Task statement.
Which lines contain the string "filter"? Please list every one of them.

Dataset excerpt:
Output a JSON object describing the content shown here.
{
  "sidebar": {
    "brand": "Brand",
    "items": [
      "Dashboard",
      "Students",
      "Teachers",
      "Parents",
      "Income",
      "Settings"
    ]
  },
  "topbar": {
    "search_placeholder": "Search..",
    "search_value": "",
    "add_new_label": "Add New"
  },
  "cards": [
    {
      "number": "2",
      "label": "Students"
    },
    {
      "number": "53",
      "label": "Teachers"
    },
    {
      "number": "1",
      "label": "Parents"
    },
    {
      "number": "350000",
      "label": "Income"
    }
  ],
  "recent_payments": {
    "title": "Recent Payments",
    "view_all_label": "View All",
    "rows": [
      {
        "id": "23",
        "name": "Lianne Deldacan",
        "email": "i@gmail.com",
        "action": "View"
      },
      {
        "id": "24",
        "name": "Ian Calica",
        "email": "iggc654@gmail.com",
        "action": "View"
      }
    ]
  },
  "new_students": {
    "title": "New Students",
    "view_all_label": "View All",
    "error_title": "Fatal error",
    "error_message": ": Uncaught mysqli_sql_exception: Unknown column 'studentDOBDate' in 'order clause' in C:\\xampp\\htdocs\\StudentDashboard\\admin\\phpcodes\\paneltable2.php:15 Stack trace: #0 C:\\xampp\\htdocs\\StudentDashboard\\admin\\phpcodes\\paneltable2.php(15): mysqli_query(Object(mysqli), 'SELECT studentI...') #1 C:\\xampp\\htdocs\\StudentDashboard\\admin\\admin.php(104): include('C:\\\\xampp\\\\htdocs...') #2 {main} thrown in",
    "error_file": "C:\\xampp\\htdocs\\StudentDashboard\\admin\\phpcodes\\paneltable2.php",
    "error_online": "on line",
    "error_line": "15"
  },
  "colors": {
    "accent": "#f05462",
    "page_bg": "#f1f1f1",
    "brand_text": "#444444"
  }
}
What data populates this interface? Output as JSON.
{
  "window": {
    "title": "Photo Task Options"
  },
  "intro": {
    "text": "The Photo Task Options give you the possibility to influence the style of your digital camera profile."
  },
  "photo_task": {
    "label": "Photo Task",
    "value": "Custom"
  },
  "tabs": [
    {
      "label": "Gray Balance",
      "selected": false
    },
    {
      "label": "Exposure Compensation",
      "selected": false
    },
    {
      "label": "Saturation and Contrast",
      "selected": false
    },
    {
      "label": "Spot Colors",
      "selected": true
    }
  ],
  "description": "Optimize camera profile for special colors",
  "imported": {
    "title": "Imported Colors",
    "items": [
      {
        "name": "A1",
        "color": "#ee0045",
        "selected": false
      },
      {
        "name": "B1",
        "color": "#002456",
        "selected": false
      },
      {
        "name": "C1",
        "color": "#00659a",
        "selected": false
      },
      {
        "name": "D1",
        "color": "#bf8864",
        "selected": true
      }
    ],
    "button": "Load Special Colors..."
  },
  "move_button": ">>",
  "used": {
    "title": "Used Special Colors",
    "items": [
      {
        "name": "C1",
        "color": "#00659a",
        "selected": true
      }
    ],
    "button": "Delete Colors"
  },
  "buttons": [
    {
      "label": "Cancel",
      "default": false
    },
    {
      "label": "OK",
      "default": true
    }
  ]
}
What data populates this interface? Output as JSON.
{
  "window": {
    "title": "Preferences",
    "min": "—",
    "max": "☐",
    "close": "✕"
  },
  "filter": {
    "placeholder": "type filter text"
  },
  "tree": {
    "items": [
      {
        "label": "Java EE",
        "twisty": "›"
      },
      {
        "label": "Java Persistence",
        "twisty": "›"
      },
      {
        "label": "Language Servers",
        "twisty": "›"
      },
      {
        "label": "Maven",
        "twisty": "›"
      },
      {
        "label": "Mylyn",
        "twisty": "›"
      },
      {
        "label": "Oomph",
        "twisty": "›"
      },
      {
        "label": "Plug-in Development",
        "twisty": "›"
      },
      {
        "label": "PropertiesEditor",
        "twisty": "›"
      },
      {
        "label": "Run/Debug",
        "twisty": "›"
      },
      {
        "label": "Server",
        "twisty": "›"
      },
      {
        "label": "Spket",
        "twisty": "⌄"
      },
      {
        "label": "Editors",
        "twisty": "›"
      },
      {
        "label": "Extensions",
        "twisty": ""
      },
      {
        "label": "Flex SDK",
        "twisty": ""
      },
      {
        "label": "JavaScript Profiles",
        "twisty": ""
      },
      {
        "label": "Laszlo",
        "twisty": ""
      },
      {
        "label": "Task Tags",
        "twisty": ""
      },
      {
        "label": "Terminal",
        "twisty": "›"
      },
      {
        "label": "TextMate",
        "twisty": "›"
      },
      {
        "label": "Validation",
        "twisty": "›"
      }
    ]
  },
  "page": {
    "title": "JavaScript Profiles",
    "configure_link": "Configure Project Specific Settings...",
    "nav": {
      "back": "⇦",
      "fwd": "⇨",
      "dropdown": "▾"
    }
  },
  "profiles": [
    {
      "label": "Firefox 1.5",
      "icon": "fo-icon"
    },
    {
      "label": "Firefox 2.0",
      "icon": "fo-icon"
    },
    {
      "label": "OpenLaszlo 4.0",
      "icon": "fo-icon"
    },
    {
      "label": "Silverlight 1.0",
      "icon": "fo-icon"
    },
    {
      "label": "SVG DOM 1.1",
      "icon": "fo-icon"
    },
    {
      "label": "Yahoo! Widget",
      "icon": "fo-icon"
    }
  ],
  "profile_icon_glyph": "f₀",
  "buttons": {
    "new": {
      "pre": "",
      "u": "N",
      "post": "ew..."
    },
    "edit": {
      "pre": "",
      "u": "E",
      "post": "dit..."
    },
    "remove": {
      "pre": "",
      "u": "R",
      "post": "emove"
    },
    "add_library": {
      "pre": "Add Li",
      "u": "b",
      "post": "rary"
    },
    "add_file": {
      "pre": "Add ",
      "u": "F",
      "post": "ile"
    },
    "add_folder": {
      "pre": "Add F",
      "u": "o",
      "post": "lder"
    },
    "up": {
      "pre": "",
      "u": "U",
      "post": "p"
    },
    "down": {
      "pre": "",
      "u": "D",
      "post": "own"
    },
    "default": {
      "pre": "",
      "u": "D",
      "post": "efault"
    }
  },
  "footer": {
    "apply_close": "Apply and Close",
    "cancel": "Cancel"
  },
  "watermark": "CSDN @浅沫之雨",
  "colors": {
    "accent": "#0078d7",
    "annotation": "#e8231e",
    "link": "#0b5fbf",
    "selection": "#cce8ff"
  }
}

Written reply.
  "filter": {
    "placeholder": "type filter text"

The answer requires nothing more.